(begin)

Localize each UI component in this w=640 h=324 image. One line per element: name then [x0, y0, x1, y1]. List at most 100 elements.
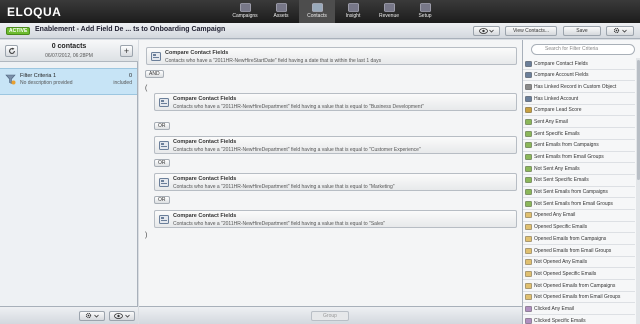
email-icon [525, 130, 532, 137]
library-item[interactable]: Compare Lead Score [523, 105, 635, 117]
and-operator-button[interactable]: AND [145, 70, 164, 78]
library-item[interactable]: Compare Contact Fields [523, 58, 635, 70]
condition-title: Compare Contact Fields [173, 96, 237, 102]
library-item[interactable]: Sent Emails from Email Groups [523, 152, 635, 164]
condition-description: Contacts who have a "2011HR-NewHireDepar… [173, 146, 421, 153]
open-email-icon [525, 294, 532, 301]
library-item-label: Opened Emails from Campaigns [534, 235, 607, 242]
library-item-label: Sent Any Email [534, 118, 568, 125]
save-button[interactable]: Save [563, 26, 601, 36]
nav-setup[interactable]: Setup [407, 0, 443, 23]
open-email-icon [525, 235, 532, 242]
library-item-label: Compare Lead Score [534, 107, 582, 114]
campaigns-icon [239, 3, 251, 12]
condition-title: Compare Contact Fields [173, 176, 237, 182]
library-item[interactable]: Has Linked Account [523, 93, 635, 105]
contact-card-icon [159, 178, 169, 187]
library-item[interactable]: Opened Any Email [523, 210, 635, 222]
criteria-canvas: Compare Contact Fields Contacts who have… [139, 40, 522, 324]
eye-icon [478, 27, 488, 34]
email-icon [525, 119, 532, 125]
email-icon [525, 177, 532, 184]
contact-card-icon [159, 98, 169, 107]
library-item[interactable]: Not Sent Emails from Campaigns [523, 187, 635, 199]
campaign-header-bar: ACTIVE Enablement - Add Field De ... ts … [0, 23, 640, 39]
condition-description: Contacts who have a "2011HR-NewHireDepar… [173, 103, 424, 110]
criteria-settings-button[interactable] [79, 311, 105, 321]
library-item[interactable]: Not Opened Any Emails [523, 257, 635, 269]
criteria-condition-box[interactable]: Compare Contact Fields Contacts who have … [154, 210, 517, 228]
library-item[interactable]: Sent Specific Emails [523, 128, 635, 140]
library-item[interactable]: Compare Account Fields [523, 70, 635, 82]
contacts-icon [311, 3, 323, 12]
library-item[interactable]: Sent Any Email [523, 116, 635, 129]
plus-icon: + [123, 46, 130, 56]
nav-revenue[interactable]: Revenue [371, 0, 407, 23]
library-item[interactable]: Not Sent Specific Emails [523, 175, 635, 187]
contacts-count: 0 contacts [51, 43, 87, 50]
eye-icon [114, 312, 124, 319]
library-item-label: Opened Any Email [534, 212, 576, 219]
settings-dropdown-button[interactable] [606, 26, 634, 36]
condition-title: Compare Contact Fields [165, 50, 229, 56]
library-item[interactable]: Opened Emails from Email Groups [523, 245, 635, 257]
condition-title: Compare Contact Fields [173, 139, 237, 145]
click-email-icon [525, 306, 532, 312]
or-operator-button[interactable]: OR [154, 122, 170, 130]
filter-criteria-item[interactable]: Filter Criteria 1 No description provide… [0, 68, 137, 95]
filter-criteria-icon [5, 74, 16, 85]
contact-card-icon [159, 215, 169, 224]
contact-card-icon [159, 141, 169, 150]
condition-description: Contacts who have a "2011HR-NewHireStart… [165, 57, 382, 64]
visibility-dropdown-button[interactable] [473, 26, 500, 36]
nav-contacts[interactable]: Contacts [299, 0, 335, 23]
open-email-icon [525, 247, 532, 254]
library-item[interactable]: Clicked Any Email [523, 303, 635, 316]
filter-criteria-library: Search for Filter Criteria Compare Conta… [522, 40, 640, 324]
library-item[interactable]: Has Linked Record in Custom Object [523, 81, 635, 94]
gear-icon [86, 313, 92, 319]
criteria-condition-box[interactable]: Compare Contact Fields Contacts who have… [146, 47, 517, 65]
library-item[interactable]: Clicked Specific Emails [523, 315, 635, 324]
add-criteria-button[interactable]: + [120, 45, 133, 57]
or-operator-button[interactable]: OR [154, 196, 170, 204]
library-item-label: Compare Account Fields [534, 72, 589, 79]
library-item-label: Has Linked Record in Custom Object [534, 83, 617, 90]
library-item-label: Not Opened Emails from Campaigns [534, 282, 616, 289]
library-item-label: Opened Emails from Email Groups [534, 247, 612, 254]
library-item[interactable]: Opened Specific Emails [523, 222, 635, 234]
contacts-timestamp: 06/07/2012, 06:28PM [45, 53, 93, 59]
nav-campaigns[interactable]: Campaigns [227, 0, 263, 23]
or-operator-button[interactable]: OR [154, 159, 170, 167]
view-contacts-button[interactable]: View Contacts... [505, 26, 557, 36]
status-badge: ACTIVE [6, 27, 31, 35]
open-email-icon [525, 259, 532, 266]
library-item[interactable]: Not Opened Emails from Campaigns [523, 280, 635, 292]
criteria-view-button[interactable] [109, 311, 135, 321]
nav-assets[interactable]: Assets [263, 0, 299, 23]
campaign-title[interactable]: Enablement - Add Field De ... ts to Onbo… [35, 26, 225, 33]
open-email-icon [525, 270, 532, 277]
library-scrollbar[interactable] [636, 58, 640, 324]
revenue-icon [383, 3, 395, 12]
criteria-description: No description provided [20, 80, 73, 86]
criteria-condition-box[interactable]: Compare Contact Fields Contacts who have … [154, 93, 517, 111]
library-item-label: Sent Emails from Email Groups [534, 154, 604, 160]
library-item[interactable]: Not Sent Any Emails [523, 163, 635, 175]
condition-title: Compare Contact Fields [173, 213, 237, 219]
nav-insight[interactable]: Insight [335, 0, 371, 23]
insight-icon [347, 3, 359, 12]
group-button[interactable]: Group [311, 311, 349, 321]
library-item-label: Not Opened Any Emails [534, 259, 588, 266]
chevron-down-icon [124, 314, 130, 318]
library-item[interactable]: Not Opened Emails from Email Groups [523, 292, 635, 304]
library-item[interactable]: Opened Emails from Campaigns [523, 233, 635, 245]
criteria-condition-box[interactable]: Compare Contact Fields Contacts who have … [154, 136, 517, 154]
library-item[interactable]: Sent Emails from Campaigns [523, 140, 635, 152]
account-card-icon [525, 72, 532, 79]
library-item[interactable]: Not Sent Emails from Email Groups [523, 198, 635, 210]
open-email-icon [525, 282, 532, 289]
search-input[interactable]: Search for Filter Criteria [531, 44, 635, 55]
criteria-condition-box[interactable]: Compare Contact Fields Contacts who have … [154, 173, 517, 191]
library-item[interactable]: Not Opened Specific Emails [523, 268, 635, 281]
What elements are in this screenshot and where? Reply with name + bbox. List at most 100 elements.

(end)

Copy all of the records above line for line, leaving out the pictures.

§ **Exercise response**:
Localize each UI component in this w=640 h=324 image. One line per element: name then [x0, y0, x1, y1]. List at most 100 elements.
email-icon [525, 130, 532, 137]
library-item[interactable]: Compare Lead Score [523, 105, 635, 117]
and-operator-button[interactable]: AND [145, 70, 164, 78]
library-item[interactable]: Compare Contact Fields [523, 58, 635, 70]
condition-title: Compare Contact Fields [173, 96, 237, 102]
library-item[interactable]: Sent Emails from Email Groups [523, 152, 635, 164]
condition-description: Contacts who have a "2011HR-NewHireDepar… [173, 146, 421, 153]
open-email-icon [525, 294, 532, 301]
library-item-label: Opened Emails from Campaigns [534, 235, 607, 242]
library-item-label: Sent Any Email [534, 118, 568, 125]
save-button[interactable]: Save [563, 26, 601, 36]
nav-setup[interactable]: Setup [407, 0, 443, 23]
open-email-icon [525, 235, 532, 242]
library-item-label: Compare Lead Score [534, 107, 582, 114]
campaigns-icon [239, 3, 251, 12]
condition-title: Compare Contact Fields [173, 176, 237, 182]
library-item[interactable]: Has Linked Account [523, 93, 635, 105]
contact-card-icon [159, 178, 169, 187]
library-item[interactable]: Opened Any Email [523, 210, 635, 222]
criteria-canvas: Compare Contact Fields Contacts who have… [139, 40, 522, 324]
eye-icon [478, 27, 488, 34]
email-icon [525, 119, 532, 125]
email-icon [525, 177, 532, 184]
contact-card-icon [159, 98, 169, 107]
library-item[interactable]: Not Sent Emails from Campaigns [523, 187, 635, 199]
campaign-header-bar: ACTIVE Enablement - Add Field De ... ts … [0, 23, 640, 39]
condition-description: Contacts who have a "2011HR-NewHireDepar… [173, 103, 424, 110]
criteria-settings-button[interactable] [79, 311, 105, 321]
library-item[interactable]: Not Opened Any Emails [523, 257, 635, 269]
criteria-condition-box[interactable]: Compare Contact Fields Contacts who have … [154, 210, 517, 228]
library-item[interactable]: Sent Specific Emails [523, 128, 635, 140]
library-item[interactable]: Compare Account Fields [523, 70, 635, 82]
contacts-icon [311, 3, 323, 12]
library-item[interactable]: Sent Any Email [523, 116, 635, 129]
plus-icon: + [123, 46, 130, 56]
nav-revenue[interactable]: Revenue [371, 0, 407, 23]
library-item[interactable]: Not Sent Specific Emails [523, 175, 635, 187]
contacts-count: 0 contacts [51, 43, 87, 50]
eye-icon [114, 312, 124, 319]
library-item-label: Opened Any Email [534, 212, 576, 219]
settings-dropdown-button[interactable] [606, 26, 634, 36]
condition-title: Compare Contact Fields [165, 50, 229, 56]
library-item[interactable]: Opened Emails from Email Groups [523, 245, 635, 257]
condition-title: Compare Contact Fields [173, 139, 237, 145]
click-email-icon [525, 306, 532, 312]
or-operator-button[interactable]: OR [154, 122, 170, 130]
filter-criteria-item[interactable]: Filter Criteria 1 No description provide… [0, 68, 137, 95]
filter-criteria-icon [5, 74, 16, 85]
contact-card-icon [159, 215, 169, 224]
contact-card-icon [159, 141, 169, 150]
condition-description: Contacts who have a "2011HR-NewHireStart… [165, 57, 382, 64]
visibility-dropdown-button[interactable] [473, 26, 500, 36]
nav-contacts[interactable]: Contacts [299, 0, 335, 23]
open-email-icon [525, 247, 532, 254]
library-item[interactable]: Clicked Any Email [523, 303, 635, 316]
filter-criteria-library: Search for Filter Criteria Compare Conta… [522, 40, 640, 324]
library-item[interactable]: Has Linked Record in Custom Object [523, 81, 635, 94]
gear-icon [86, 313, 92, 319]
criteria-condition-box[interactable]: Compare Contact Fields Contacts who have… [146, 47, 517, 65]
library-item[interactable]: Clicked Specific Emails [523, 315, 635, 324]
add-criteria-button[interactable]: + [120, 45, 133, 57]
or-operator-button[interactable]: OR [154, 196, 170, 204]
library-item-label: Compare Account Fields [534, 72, 589, 79]
library-item-label: Has Linked Record in Custom Object [534, 83, 617, 90]
library-item-label: Not Opened Emails from Campaigns [534, 282, 616, 289]
library-item-label: Opened Emails from Email Groups [534, 247, 612, 254]
library-item[interactable]: Opened Specific Emails [523, 222, 635, 234]
contacts-timestamp: 06/07/2012, 06:28PM [45, 53, 93, 59]
nav-campaigns[interactable]: Campaigns [227, 0, 263, 23]
or-operator-button[interactable]: OR [154, 159, 170, 167]
view-contacts-button[interactable]: View Contacts... [505, 26, 557, 36]
status-badge: ACTIVE [6, 27, 31, 35]
open-email-icon [525, 259, 532, 266]
library-item[interactable]: Not Opened Emails from Campaigns [523, 280, 635, 292]
criteria-view-button[interactable] [109, 311, 135, 321]
nav-assets[interactable]: Assets [263, 0, 299, 23]
campaign-title[interactable]: Enablement - Add Field De ... ts to Onbo… [35, 26, 225, 33]
open-email-icon [525, 270, 532, 277]
library-scrollbar[interactable] [636, 58, 640, 324]
revenue-icon [383, 3, 395, 12]
criteria-description: No description provided [20, 80, 73, 86]
criteria-condition-box[interactable]: Compare Contact Fields Contacts who have … [154, 93, 517, 111]
library-item-label: Sent Emails from Email Groups [534, 154, 604, 160]
library-item[interactable]: Not Sent Any Emails [523, 163, 635, 175]
condition-title: Compare Contact Fields [173, 213, 237, 219]
nav-insight[interactable]: Insight [335, 0, 371, 23]
insight-icon [347, 3, 359, 12]
group-button[interactable]: Group [311, 311, 349, 321]
library-item-label: Not Opened Any Emails [534, 259, 588, 266]
chevron-down-icon [124, 314, 130, 318]
library-item[interactable]: Not Opened Emails from Email Groups [523, 292, 635, 304]
library-item[interactable]: Opened Emails from Campaigns [523, 233, 635, 245]
criteria-condition-box[interactable]: Compare Contact Fields Contacts who have … [154, 136, 517, 154]
library-item[interactable]: Sent Emails from Campaigns [523, 140, 635, 152]
account-card-icon [525, 72, 532, 79]
library-item[interactable]: Not Sent Emails from Email Groups [523, 198, 635, 210]
open-email-icon [525, 282, 532, 289]
search-input[interactable]: Search for Filter Criteria [531, 44, 635, 55]
criteria-condition-box[interactable]: Compare Contact Fields Contacts who have … [154, 173, 517, 191]
library-item[interactable]: Not Opened Specific Emails [523, 268, 635, 281]
What elements are in this screenshot and where? Reply with name + bbox. List at most 100 elements.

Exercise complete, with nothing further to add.